Your job is to restate each entry word for word.
========
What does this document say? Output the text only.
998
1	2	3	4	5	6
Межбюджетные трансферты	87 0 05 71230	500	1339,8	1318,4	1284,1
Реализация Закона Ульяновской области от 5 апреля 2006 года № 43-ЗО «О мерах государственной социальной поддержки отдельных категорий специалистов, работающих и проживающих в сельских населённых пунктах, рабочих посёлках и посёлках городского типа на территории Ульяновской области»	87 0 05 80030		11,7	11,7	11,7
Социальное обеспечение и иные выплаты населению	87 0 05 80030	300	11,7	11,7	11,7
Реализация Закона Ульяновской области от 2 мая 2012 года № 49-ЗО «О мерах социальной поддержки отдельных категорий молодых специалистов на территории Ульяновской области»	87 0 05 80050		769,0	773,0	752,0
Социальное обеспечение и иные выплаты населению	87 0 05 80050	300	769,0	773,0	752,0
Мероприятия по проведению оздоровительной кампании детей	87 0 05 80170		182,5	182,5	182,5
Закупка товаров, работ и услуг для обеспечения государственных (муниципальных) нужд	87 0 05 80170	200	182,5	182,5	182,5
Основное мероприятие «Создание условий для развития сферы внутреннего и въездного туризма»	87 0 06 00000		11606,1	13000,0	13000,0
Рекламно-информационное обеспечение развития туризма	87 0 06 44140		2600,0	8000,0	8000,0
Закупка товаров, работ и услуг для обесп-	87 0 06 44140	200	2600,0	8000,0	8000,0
========
--- Result of this task ---
What does this document say? Output the text only.
998
1	2	3	4	5	6
Межбюджетные трансферты	87 0 05 71230	500	1339,8	1318,4	1284,1
Реализация Закона Ульяновской области от 5 апреля 2006 года № 43-ЗО «О мерах государственной социальной поддержки отдельных категорий специалистов, работающих и проживающих в сельских населённых пунктах, рабочих посёлках и посёлках городского типа на территории Ульяновской области»	87 0 05 80030		11,7	11,7	11,7
Социальное обеспечение и иные выплаты населению	87 0 05 80030	300	11,7	11,7	11,7
Реализация Закона Ульяновской области от 2 мая 2012 года № 49-ЗО «О мерах социальной поддержки отдельных категорий молодых специалистов на территории Ульяновской области»	87 0 05 80050		769,0	773,0	752,0
Социальное обеспечение и иные выплаты населению	87 0 05 80050	300	769,0	773,0	752,0
Мероприятия по проведению оздоровительной кампании детей	87 0 05 80170		182,5	182,5	182,5
Закупка товаров, работ и услуг для обеспечения государственных (муниципальных) нужд	87 0 05 80170	200	182,5	182,5	182,5
Основное мероприятие «Создание условий для развития сферы внутреннего и въездного туризма»	87 0 06 00000		11606,1	13000,0	13000,0
Рекламно-информационное обеспечение развития туризма	87 0 06 44140		2600,0	8000,0	8000,0
Закупка товаров, работ и услуг для обесп-	87 0 06 44140	200	2600,0	8000,0	8000,0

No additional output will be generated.